• Task goal
Each line of the material below that holds the word "лицу" needs to be copied.

[Dataset entries]
Start
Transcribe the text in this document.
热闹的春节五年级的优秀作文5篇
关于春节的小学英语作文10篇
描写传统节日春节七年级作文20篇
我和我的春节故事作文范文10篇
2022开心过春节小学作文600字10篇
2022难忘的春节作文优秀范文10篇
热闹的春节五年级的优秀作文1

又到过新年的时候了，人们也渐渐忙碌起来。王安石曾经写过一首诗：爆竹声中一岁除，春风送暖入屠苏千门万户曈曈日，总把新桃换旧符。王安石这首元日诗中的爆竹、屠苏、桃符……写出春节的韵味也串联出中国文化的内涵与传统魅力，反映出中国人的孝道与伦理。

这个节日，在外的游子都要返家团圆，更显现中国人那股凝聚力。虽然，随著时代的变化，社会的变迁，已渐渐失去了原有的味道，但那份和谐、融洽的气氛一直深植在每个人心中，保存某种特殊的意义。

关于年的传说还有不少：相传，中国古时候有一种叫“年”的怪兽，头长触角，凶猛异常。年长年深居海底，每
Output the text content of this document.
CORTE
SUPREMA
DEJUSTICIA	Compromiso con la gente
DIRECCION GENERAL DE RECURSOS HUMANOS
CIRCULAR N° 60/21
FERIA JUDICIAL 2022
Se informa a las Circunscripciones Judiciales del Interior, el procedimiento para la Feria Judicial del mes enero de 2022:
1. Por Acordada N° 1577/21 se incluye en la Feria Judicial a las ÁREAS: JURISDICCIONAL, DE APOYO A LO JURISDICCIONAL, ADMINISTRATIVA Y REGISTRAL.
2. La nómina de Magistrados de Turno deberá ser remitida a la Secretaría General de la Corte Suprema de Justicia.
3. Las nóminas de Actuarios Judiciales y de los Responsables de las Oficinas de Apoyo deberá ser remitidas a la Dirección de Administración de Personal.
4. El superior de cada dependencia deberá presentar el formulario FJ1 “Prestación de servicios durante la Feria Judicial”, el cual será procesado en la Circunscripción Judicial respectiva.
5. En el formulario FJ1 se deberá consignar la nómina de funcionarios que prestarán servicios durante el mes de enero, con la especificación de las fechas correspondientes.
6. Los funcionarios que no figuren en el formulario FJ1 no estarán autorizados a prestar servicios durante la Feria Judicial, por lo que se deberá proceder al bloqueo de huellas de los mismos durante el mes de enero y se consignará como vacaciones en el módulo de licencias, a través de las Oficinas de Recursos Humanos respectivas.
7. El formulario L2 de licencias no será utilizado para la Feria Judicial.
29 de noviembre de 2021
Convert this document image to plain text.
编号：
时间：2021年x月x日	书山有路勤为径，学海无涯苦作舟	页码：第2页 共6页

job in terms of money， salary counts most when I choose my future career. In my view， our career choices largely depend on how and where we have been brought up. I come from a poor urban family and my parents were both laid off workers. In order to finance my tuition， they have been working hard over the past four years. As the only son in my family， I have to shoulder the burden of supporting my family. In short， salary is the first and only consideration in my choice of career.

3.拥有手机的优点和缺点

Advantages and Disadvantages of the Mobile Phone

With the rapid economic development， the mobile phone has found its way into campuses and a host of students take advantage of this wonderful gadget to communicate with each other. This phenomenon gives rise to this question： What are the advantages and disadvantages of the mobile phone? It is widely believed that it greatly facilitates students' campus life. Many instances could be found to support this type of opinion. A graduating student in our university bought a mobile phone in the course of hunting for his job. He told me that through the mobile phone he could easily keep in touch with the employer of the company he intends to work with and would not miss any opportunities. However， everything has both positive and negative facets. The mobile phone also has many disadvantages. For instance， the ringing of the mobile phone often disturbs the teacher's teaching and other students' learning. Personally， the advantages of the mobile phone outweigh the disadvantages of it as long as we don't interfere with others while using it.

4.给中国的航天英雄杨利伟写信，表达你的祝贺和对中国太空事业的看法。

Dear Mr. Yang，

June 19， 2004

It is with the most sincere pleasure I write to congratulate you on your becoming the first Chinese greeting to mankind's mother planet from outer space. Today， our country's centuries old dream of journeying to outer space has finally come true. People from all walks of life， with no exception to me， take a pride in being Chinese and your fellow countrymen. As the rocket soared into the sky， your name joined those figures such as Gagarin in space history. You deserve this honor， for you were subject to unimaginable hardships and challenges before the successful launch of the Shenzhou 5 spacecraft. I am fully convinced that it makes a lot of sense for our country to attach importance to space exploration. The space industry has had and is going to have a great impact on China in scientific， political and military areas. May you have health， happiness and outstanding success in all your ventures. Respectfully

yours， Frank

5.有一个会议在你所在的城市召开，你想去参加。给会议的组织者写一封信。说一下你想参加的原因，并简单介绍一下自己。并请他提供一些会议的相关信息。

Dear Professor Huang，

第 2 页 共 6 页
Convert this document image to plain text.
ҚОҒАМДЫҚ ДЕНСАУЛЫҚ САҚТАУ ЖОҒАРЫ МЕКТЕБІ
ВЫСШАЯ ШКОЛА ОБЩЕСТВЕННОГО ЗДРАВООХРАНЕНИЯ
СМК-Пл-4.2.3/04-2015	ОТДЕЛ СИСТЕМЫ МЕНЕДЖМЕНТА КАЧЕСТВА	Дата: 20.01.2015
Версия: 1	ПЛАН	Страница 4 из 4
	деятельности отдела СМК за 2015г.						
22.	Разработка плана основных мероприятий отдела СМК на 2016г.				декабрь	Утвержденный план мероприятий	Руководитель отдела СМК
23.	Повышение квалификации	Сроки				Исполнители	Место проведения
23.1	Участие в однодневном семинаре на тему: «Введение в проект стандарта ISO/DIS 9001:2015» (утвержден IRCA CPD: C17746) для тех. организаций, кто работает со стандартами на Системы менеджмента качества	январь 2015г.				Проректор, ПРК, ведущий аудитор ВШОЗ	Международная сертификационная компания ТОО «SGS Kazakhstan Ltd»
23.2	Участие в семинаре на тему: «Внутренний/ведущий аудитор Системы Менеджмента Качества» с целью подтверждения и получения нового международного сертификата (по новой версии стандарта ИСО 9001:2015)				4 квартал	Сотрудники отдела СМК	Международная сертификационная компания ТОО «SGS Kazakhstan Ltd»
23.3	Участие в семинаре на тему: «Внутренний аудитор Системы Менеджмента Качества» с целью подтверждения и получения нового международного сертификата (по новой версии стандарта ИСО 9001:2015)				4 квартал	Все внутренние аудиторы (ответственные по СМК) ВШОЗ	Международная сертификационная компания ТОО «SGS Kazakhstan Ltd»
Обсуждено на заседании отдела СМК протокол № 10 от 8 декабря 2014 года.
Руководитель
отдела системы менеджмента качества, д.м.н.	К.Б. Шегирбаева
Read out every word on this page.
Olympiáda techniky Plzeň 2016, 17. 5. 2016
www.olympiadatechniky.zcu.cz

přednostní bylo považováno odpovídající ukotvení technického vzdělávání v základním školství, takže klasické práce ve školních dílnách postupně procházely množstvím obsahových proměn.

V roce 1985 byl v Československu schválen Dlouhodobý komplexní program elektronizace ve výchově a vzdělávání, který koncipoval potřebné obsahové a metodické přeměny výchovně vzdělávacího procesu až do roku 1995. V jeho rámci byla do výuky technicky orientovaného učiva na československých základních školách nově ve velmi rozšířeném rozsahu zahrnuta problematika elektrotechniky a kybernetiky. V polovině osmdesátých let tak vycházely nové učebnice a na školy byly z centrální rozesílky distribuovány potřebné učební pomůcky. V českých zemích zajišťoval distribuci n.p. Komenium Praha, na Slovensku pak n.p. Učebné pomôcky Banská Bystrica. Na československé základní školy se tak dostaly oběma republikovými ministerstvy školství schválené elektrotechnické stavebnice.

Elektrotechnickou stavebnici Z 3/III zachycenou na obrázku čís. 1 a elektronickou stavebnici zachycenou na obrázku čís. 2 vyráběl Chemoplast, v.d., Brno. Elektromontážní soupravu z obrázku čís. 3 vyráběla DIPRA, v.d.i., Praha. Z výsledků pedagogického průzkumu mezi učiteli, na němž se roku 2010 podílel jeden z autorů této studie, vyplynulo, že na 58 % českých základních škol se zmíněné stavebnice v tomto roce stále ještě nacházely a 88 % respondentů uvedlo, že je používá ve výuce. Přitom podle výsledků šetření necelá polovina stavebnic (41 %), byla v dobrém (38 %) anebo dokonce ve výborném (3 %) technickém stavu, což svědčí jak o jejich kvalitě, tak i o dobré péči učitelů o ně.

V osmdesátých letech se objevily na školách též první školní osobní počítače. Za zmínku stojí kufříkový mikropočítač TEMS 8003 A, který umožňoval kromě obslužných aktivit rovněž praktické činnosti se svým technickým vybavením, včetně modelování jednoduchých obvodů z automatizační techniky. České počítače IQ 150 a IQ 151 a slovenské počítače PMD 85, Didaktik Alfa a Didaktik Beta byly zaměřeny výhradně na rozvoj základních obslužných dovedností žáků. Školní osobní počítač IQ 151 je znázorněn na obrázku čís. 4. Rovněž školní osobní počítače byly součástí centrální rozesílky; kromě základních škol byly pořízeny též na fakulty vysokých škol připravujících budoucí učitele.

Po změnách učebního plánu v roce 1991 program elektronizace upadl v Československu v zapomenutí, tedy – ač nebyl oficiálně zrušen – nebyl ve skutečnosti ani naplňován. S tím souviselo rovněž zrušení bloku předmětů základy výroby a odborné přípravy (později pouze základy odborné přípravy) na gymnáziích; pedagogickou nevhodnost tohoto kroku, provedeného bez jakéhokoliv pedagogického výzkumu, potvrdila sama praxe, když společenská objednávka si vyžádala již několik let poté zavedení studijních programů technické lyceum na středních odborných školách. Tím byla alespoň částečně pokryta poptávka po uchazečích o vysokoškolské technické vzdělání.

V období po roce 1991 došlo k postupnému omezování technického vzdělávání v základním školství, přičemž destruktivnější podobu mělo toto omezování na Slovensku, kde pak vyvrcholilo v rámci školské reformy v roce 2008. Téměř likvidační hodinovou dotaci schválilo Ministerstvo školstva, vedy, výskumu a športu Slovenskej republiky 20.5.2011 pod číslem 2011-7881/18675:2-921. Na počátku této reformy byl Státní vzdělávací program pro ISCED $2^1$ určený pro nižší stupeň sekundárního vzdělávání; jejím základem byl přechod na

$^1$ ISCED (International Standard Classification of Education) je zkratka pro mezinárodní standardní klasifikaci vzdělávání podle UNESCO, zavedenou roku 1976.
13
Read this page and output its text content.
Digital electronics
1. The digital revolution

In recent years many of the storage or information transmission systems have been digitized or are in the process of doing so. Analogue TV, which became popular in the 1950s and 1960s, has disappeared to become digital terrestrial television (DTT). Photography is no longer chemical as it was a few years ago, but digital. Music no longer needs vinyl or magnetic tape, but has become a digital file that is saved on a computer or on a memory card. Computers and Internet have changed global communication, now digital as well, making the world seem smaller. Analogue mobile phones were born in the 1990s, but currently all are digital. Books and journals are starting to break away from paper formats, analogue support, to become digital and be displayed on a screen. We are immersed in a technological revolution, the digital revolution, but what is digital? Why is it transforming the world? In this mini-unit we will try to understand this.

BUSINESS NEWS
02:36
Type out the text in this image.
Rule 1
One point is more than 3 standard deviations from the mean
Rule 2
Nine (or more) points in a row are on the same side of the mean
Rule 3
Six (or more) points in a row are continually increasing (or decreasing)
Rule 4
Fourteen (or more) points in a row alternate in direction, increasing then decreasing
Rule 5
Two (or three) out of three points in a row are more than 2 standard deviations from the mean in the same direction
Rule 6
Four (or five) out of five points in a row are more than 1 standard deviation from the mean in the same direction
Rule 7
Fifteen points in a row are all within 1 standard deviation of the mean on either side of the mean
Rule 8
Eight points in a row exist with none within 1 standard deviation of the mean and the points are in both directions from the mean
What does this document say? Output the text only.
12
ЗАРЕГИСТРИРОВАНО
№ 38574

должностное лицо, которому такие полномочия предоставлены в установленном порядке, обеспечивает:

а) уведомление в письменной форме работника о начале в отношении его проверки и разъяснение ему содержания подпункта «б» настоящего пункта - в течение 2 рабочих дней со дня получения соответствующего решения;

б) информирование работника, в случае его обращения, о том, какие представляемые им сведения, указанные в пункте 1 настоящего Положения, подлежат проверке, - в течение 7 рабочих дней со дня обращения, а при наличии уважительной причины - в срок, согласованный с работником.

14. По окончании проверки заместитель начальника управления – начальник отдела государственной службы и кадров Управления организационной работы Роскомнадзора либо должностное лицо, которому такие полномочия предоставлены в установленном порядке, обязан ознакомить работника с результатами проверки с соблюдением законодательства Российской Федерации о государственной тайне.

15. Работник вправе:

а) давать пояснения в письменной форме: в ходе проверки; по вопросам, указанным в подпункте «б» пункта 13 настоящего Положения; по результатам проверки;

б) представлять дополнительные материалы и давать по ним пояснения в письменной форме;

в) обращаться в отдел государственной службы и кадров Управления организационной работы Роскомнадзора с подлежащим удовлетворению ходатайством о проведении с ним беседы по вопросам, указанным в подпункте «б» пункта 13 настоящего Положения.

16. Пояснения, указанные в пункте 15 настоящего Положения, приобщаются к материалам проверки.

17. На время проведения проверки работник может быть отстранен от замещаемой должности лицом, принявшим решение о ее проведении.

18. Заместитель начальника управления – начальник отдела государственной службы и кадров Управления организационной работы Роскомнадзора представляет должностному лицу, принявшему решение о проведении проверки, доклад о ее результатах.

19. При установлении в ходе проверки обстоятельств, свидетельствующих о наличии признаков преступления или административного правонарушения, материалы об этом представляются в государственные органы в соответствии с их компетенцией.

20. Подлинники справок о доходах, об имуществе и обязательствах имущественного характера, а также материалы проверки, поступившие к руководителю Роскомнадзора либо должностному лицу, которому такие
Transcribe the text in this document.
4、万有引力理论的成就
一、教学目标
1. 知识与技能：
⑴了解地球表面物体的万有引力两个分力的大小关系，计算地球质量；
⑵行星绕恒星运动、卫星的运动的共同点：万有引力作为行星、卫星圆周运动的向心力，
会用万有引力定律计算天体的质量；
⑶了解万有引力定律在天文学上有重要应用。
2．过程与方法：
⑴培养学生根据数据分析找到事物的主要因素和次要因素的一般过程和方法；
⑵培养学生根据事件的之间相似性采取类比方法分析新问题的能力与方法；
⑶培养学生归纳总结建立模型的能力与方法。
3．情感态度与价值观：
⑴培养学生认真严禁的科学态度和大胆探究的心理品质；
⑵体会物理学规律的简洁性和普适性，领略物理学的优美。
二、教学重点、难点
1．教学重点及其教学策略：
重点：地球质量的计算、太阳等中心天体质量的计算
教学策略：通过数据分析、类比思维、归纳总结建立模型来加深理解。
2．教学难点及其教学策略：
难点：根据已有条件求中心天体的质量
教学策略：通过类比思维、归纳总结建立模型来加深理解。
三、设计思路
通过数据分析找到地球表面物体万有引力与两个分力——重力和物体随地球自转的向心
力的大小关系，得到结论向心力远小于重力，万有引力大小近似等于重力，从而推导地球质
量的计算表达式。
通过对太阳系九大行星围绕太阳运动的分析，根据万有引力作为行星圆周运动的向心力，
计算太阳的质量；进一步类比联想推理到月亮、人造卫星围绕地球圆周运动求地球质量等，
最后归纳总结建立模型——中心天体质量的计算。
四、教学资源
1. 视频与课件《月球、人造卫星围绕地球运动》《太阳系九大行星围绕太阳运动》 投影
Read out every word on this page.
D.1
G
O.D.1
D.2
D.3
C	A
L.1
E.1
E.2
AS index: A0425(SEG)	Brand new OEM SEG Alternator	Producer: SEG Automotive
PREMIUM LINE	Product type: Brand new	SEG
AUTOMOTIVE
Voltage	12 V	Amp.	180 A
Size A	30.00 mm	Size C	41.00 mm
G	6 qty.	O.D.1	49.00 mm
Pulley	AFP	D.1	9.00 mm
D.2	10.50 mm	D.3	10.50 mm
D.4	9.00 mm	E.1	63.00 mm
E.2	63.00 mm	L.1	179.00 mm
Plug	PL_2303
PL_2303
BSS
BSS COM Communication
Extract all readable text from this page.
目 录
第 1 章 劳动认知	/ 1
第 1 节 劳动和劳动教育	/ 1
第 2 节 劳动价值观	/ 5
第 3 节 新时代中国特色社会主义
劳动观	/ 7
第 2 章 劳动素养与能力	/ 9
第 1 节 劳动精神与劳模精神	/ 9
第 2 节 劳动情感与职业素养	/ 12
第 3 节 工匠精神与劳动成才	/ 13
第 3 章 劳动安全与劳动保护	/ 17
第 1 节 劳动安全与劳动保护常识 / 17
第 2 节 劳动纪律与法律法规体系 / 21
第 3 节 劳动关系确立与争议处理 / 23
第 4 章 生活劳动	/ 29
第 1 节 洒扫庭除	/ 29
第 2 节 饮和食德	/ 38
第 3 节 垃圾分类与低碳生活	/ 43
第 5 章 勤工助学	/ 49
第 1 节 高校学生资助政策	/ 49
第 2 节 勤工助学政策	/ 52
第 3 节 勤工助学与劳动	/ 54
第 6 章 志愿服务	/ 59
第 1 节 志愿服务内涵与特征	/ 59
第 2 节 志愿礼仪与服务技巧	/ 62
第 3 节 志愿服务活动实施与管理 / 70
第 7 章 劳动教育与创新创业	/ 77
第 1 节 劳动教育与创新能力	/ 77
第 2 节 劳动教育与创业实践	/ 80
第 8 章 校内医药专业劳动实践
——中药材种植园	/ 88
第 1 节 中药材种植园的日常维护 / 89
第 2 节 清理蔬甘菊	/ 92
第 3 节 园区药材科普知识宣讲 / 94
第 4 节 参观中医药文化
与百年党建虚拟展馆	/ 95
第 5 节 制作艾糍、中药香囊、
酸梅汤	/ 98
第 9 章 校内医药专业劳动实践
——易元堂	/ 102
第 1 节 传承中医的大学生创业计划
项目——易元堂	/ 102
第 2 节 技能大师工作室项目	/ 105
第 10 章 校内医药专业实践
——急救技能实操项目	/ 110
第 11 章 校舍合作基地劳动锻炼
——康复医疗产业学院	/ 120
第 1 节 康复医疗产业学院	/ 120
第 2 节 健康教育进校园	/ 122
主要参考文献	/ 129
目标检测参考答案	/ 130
End
• Complete response
18. Заместитель начальника управления – начальник отдела государственной службы и кадров Управления организационной работы Роскомнадзора представляет должностному лицу, принявшему решение о проведении проверки, доклад о ее результатах.
20. Подлинники справок о доходах, об имуществе и обязательствах имущественного характера, а также материалы проверки, поступившие к руководителю Роскомнадзора либо должностному лицу, которому такие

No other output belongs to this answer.